____ Data in this exercise
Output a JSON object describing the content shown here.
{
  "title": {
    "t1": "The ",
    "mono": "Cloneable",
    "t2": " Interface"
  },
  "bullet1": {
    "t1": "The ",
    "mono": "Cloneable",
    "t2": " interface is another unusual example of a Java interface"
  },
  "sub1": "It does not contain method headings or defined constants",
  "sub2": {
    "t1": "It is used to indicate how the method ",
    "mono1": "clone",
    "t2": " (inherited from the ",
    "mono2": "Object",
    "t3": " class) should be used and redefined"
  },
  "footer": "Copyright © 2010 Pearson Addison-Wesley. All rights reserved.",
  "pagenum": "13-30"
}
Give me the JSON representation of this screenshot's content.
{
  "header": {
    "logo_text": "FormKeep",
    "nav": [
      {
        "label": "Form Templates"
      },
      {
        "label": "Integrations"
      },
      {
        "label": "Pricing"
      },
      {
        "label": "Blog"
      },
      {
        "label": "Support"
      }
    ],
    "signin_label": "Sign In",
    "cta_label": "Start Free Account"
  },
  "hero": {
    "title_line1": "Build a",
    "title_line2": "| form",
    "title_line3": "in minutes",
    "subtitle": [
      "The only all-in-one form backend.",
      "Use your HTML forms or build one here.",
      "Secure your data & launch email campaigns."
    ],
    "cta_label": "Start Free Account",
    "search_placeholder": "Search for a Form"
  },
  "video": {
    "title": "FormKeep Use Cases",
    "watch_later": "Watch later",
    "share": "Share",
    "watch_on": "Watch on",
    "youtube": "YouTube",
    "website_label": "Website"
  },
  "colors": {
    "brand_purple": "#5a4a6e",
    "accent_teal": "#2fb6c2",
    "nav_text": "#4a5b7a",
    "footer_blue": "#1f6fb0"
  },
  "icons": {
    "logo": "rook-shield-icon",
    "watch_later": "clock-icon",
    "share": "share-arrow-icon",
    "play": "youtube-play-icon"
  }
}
________
- _Written instruction_
Above are records; say how many of their lines contain the word "Free", giving only the number.

- _Answer to the task_
2